YOUR GOAL:
Write out the whole of the material exactly.

Stored data
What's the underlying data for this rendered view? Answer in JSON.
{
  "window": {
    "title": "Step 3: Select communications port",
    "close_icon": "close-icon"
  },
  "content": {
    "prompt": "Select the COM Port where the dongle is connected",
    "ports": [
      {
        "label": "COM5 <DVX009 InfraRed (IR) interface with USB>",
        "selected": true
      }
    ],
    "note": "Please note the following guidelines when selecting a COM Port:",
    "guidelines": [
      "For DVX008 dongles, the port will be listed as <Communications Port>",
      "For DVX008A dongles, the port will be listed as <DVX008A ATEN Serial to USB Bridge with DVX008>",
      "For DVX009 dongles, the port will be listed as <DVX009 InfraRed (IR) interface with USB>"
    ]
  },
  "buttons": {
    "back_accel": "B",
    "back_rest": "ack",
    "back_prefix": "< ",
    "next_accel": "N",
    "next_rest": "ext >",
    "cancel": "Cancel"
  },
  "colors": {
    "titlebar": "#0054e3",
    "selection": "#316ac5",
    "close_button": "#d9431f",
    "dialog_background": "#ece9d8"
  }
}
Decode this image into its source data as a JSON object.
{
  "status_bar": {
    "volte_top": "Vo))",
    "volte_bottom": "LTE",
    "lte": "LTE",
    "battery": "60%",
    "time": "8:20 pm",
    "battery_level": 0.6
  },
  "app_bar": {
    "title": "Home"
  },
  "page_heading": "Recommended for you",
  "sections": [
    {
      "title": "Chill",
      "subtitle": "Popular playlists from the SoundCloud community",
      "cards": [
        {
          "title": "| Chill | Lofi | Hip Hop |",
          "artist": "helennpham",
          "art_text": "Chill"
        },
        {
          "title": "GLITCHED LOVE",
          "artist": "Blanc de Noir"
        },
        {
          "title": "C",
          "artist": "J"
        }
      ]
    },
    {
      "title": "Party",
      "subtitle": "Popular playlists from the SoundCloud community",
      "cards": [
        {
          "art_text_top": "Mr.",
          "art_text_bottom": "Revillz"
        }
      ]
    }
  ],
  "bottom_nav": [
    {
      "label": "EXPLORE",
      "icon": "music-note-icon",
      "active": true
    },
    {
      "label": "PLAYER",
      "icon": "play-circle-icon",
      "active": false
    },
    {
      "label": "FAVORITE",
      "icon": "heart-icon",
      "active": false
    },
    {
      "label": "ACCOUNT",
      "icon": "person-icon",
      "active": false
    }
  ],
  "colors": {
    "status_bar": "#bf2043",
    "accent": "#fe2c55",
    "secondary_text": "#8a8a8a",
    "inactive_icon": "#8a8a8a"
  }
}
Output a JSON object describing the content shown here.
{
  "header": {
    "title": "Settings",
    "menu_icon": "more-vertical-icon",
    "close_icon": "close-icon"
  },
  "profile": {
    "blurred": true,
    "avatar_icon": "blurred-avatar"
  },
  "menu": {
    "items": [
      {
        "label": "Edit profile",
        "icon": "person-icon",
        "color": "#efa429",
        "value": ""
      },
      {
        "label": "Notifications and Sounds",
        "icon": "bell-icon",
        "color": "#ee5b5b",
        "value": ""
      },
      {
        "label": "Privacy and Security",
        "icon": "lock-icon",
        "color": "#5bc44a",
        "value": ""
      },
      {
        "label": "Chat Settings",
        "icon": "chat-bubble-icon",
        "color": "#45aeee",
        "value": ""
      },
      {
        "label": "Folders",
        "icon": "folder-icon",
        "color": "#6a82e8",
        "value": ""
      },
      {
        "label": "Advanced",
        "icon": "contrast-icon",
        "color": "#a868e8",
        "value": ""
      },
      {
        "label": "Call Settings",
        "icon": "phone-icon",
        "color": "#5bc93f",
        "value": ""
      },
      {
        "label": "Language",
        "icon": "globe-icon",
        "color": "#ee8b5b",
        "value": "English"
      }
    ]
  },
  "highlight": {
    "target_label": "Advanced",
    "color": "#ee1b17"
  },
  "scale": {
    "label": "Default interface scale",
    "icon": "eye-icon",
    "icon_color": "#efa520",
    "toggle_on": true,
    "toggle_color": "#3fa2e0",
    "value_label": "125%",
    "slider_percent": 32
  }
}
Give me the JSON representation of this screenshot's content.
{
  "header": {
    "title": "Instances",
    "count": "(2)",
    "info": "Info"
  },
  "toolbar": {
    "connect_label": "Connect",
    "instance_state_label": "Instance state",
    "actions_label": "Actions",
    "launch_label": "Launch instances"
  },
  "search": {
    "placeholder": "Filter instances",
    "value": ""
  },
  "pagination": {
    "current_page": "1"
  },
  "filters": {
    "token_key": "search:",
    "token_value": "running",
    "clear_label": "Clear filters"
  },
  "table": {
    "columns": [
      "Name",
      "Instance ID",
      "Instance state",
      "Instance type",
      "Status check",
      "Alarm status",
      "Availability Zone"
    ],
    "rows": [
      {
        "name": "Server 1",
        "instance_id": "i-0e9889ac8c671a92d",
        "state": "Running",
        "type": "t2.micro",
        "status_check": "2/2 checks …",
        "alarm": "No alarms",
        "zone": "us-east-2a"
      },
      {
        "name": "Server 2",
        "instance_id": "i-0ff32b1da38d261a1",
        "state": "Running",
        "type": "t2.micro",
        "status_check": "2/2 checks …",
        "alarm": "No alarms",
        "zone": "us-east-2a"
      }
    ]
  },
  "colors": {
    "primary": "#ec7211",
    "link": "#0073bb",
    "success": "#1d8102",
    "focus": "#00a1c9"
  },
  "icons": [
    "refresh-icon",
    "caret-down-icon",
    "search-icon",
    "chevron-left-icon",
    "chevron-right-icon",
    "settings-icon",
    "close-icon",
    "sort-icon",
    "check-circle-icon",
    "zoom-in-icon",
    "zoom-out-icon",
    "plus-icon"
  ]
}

EXERCISE OUTPUT:
What's the underlying data for this rendered view? Answer in JSON.
{
  "window": {
    "title": "Step 3: Select communications port",
    "close_icon": "close-icon"
  },
  "content": {
    "prompt": "Select the COM Port where the dongle is connected",
    "ports": [
      {
        "label": "COM5 <DVX009 InfraRed (IR) interface with USB>",
        "selected": true
      }
    ],
    "note": "Please note the following guidelines when selecting a COM Port:",
    "guidelines": [
      "For DVX008 dongles, the port will be listed as <Communications Port>",
      "For DVX008A dongles, the port will be listed as <DVX008A ATEN Serial to USB Bridge with DVX008>",
      "For DVX009 dongles, the port will be listed as <DVX009 InfraRed (IR) interface with USB>"
    ]
  },
  "buttons": {
    "back_accel": "B",
    "back_rest": "ack",
    "back_prefix": "< ",
    "next_accel": "N",
    "next_rest": "ext >",
    "cancel": "Cancel"
  },
  "colors": {
    "titlebar": "#0054e3",
    "selection": "#316ac5",
    "close_button": "#d9431f",
    "dialog_background": "#ece9d8"
  }
}
Decode this image into its source data as a JSON object.
{
  "status_bar": {
    "volte_top": "Vo))",
    "volte_bottom": "LTE",
    "lte": "LTE",
    "battery": "60%",
    "time": "8:20 pm",
    "battery_level": 0.6
  },
  "app_bar": {
    "title": "Home"
  },
  "page_heading": "Recommended for you",
  "sections": [
    {
      "title": "Chill",
      "subtitle": "Popular playlists from the SoundCloud community",
      "cards": [
        {
          "title": "| Chill | Lofi | Hip Hop |",
          "artist": "helennpham",
          "art_text": "Chill"
        },
        {
          "title": "GLITCHED LOVE",
          "artist": "Blanc de Noir"
        },
        {
          "title": "C",
          "artist": "J"
        }
      ]
    },
    {
      "title": "Party",
      "subtitle": "Popular playlists from the SoundCloud community",
      "cards": [
        {
          "art_text_top": "Mr.",
          "art_text_bottom": "Revillz"
        }
      ]
    }
  ],
  "bottom_nav": [
    {
      "label": "EXPLORE",
      "icon": "music-note-icon",
      "active": true
    },
    {
      "label": "PLAYER",
      "icon": "play-circle-icon",
      "active": false
    },
    {
      "label": "FAVORITE",
      "icon": "heart-icon",
      "active": false
    },
    {
      "label": "ACCOUNT",
      "icon": "person-icon",
      "active": false
    }
  ],
  "colors": {
    "status_bar": "#bf2043",
    "accent": "#fe2c55",
    "secondary_text": "#8a8a8a",
    "inactive_icon": "#8a8a8a"
  }
}
Output a JSON object describing the content shown here.
{
  "header": {
    "title": "Settings",
    "menu_icon": "more-vertical-icon",
    "close_icon": "close-icon"
  },
  "profile": {
    "blurred": true,
    "avatar_icon": "blurred-avatar"
  },
  "menu": {
    "items": [
      {
        "label": "Edit profile",
        "icon": "person-icon",
        "color": "#efa429",
        "value": ""
      },
      {
        "label": "Notifications and Sounds",
        "icon": "bell-icon",
        "color": "#ee5b5b",
        "value": ""
      },
      {
        "label": "Privacy and Security",
        "icon": "lock-icon",
        "color": "#5bc44a",
        "value": ""
      },
      {
        "label": "Chat Settings",
        "icon": "chat-bubble-icon",
        "color": "#45aeee",
        "value": ""
      },
      {
        "label": "Folders",
        "icon": "folder-icon",
        "color": "#6a82e8",
        "value": ""
      },
      {
        "label": "Advanced",
        "icon": "contrast-icon",
        "color": "#a868e8",
        "value": ""
      },
      {
        "label": "Call Settings",
        "icon": "phone-icon",
        "color": "#5bc93f",
        "value": ""
      },
      {
        "label": "Language",
        "icon": "globe-icon",
        "color": "#ee8b5b",
        "value": "English"
      }
    ]
  },
  "highlight": {
    "target_label": "Advanced",
    "color": "#ee1b17"
  },
  "scale": {
    "label": "Default interface scale",
    "icon": "eye-icon",
    "icon_color": "#efa520",
    "toggle_on": true,
    "toggle_color": "#3fa2e0",
    "value_label": "125%",
    "slider_percent": 32
  }
}
Give me the JSON representation of this screenshot's content.
{
  "header": {
    "title": "Instances",
    "count": "(2)",
    "info": "Info"
  },
  "toolbar": {
    "connect_label": "Connect",
    "instance_state_label": "Instance state",
    "actions_label": "Actions",
    "launch_label": "Launch instances"
  },
  "search": {
    "placeholder": "Filter instances",
    "value": ""
  },
  "pagination": {
    "current_page": "1"
  },
  "filters": {
    "token_key": "search:",
    "token_value": "running",
    "clear_label": "Clear filters"
  },
  "table": {
    "columns": [
      "Name",
      "Instance ID",
      "Instance state",
      "Instance type",
      "Status check",
      "Alarm status",
      "Availability Zone"
    ],
    "rows": [
      {
        "name": "Server 1",
        "instance_id": "i-0e9889ac8c671a92d",
        "state": "Running",
        "type": "t2.micro",
        "status_check": "2/2 checks …",
        "alarm": "No alarms",
        "zone": "us-east-2a"
      },
      {
        "name": "Server 2",
        "instance_id": "i-0ff32b1da38d261a1",
        "state": "Running",
        "type": "t2.micro",
        "status_check": "2/2 checks …",
        "alarm": "No alarms",
        "zone": "us-east-2a"
      }
    ]
  },
  "colors": {
    "primary": "#ec7211",
    "link": "#0073bb",
    "success": "#1d8102",
    "focus": "#00a1c9"
  },
  "icons": [
    "refresh-icon",
    "caret-down-icon",
    "search-icon",
    "chevron-left-icon",
    "chevron-right-icon",
    "settings-icon",
    "close-icon",
    "sort-icon",
    "check-circle-icon",
    "zoom-in-icon",
    "zoom-out-icon",
    "plus-icon"
  ]
}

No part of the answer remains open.